• [What the exercise asks]
Take the line containing "Output the text content of this document." and every line after it in the data below, and print them exactly as given, with nothing else.

• • • • • • •

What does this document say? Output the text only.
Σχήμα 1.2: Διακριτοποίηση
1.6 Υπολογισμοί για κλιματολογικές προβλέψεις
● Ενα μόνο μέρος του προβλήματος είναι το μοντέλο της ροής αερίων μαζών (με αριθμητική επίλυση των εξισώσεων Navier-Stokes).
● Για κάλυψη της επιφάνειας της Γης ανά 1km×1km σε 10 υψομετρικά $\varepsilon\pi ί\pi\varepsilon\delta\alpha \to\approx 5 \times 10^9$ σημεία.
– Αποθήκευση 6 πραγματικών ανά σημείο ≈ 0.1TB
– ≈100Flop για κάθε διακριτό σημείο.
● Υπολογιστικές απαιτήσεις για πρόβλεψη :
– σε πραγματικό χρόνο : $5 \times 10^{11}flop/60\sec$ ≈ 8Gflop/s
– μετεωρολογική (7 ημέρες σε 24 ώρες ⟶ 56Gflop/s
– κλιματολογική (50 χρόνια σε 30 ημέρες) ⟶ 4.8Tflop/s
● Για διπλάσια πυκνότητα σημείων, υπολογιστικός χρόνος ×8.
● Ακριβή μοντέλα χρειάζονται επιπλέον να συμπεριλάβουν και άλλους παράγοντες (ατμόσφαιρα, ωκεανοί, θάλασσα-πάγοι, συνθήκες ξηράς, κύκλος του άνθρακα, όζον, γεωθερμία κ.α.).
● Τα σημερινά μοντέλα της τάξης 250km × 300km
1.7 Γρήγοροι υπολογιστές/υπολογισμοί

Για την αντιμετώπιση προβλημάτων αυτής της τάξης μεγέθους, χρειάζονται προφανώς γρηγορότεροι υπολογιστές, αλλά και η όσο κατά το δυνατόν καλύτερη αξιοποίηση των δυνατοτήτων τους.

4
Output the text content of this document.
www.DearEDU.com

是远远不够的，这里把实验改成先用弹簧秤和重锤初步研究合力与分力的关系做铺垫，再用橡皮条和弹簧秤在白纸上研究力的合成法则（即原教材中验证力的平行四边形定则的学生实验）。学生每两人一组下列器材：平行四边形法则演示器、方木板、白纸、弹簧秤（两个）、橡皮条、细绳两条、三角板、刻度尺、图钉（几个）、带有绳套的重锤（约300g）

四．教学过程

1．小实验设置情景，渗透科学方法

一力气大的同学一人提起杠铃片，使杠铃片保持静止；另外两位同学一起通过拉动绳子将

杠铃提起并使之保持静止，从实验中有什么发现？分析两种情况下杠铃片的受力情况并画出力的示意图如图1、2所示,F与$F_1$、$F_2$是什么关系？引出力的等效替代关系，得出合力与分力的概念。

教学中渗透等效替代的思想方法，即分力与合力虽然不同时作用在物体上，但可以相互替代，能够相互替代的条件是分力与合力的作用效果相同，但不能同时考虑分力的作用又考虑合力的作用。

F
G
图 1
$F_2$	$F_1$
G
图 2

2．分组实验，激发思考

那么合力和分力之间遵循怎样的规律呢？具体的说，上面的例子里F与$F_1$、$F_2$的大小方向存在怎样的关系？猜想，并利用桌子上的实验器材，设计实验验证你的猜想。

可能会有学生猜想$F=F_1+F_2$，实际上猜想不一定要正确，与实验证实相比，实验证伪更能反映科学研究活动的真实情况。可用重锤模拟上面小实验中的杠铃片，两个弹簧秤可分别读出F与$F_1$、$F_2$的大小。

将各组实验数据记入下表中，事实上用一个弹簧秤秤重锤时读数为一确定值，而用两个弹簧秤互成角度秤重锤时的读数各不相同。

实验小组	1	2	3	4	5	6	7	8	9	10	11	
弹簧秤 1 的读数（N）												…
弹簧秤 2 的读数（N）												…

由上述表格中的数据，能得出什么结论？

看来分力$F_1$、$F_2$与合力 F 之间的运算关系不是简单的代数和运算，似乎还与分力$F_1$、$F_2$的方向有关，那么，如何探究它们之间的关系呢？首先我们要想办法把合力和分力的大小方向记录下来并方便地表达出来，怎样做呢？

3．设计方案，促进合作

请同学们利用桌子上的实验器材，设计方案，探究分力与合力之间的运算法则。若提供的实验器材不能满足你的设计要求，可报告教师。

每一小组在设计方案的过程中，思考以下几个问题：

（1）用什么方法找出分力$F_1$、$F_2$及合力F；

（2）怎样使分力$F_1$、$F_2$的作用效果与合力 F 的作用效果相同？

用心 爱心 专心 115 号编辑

• • • • • • •

• [Answer to this task]
Output the text content of this document.
www.DearEDU.com

是远远不够的，这里把实验改成先用弹簧秤和重锤初步研究合力与分力的关系做铺垫，再用橡皮条和弹簧秤在白纸上研究力的合成法则（即原教材中验证力的平行四边形定则的学生实验）。学生每两人一组下列器材：平行四边形法则演示器、方木板、白纸、弹簧秤（两个）、橡皮条、细绳两条、三角板、刻度尺、图钉（几个）、带有绳套的重锤（约300g）

四．教学过程

1．小实验设置情景，渗透科学方法

一力气大的同学一人提起杠铃片，使杠铃片保持静止；另外两位同学一起通过拉动绳子将

杠铃提起并使之保持静止，从实验中有什么发现？分析两种情况下杠铃片的受力情况并画出力的示意图如图1、2所示,F与$F_1$、$F_2$是什么关系？引出力的等效替代关系，得出合力与分力的概念。

教学中渗透等效替代的思想方法，即分力与合力虽然不同时作用在物体上，但可以相互替代，能够相互替代的条件是分力与合力的作用效果相同，但不能同时考虑分力的作用又考虑合力的作用。

F
G
图 1
$F_2$	$F_1$
G
图 2

2．分组实验，激发思考

那么合力和分力之间遵循怎样的规律呢？具体的说，上面的例子里F与$F_1$、$F_2$的大小方向存在怎样的关系？猜想，并利用桌子上的实验器材，设计实验验证你的猜想。

可能会有学生猜想$F=F_1+F_2$，实际上猜想不一定要正确，与实验证实相比，实验证伪更能反映科学研究活动的真实情况。可用重锤模拟上面小实验中的杠铃片，两个弹簧秤可分别读出F与$F_1$、$F_2$的大小。

将各组实验数据记入下表中，事实上用一个弹簧秤秤重锤时读数为一确定值，而用两个弹簧秤互成角度秤重锤时的读数各不相同。

实验小组	1	2	3	4	5	6	7	8	9	10	11	
弹簧秤 1 的读数（N）												…
弹簧秤 2 的读数（N）												…

由上述表格中的数据，能得出什么结论？

看来分力$F_1$、$F_2$与合力 F 之间的运算关系不是简单的代数和运算，似乎还与分力$F_1$、$F_2$的方向有关，那么，如何探究它们之间的关系呢？首先我们要想办法把合力和分力的大小方向记录下来并方便地表达出来，怎样做呢？

3．设计方案，促进合作

请同学们利用桌子上的实验器材，设计方案，探究分力与合力之间的运算法则。若提供的实验器材不能满足你的设计要求，可报告教师。

每一小组在设计方案的过程中，思考以下几个问题：

（1）用什么方法找出分力$F_1$、$F_2$及合力F；

（2）怎样使分力$F_1$、$F_2$的作用效果与合力 F 的作用效果相同？

用心 爱心 专心 115 号编辑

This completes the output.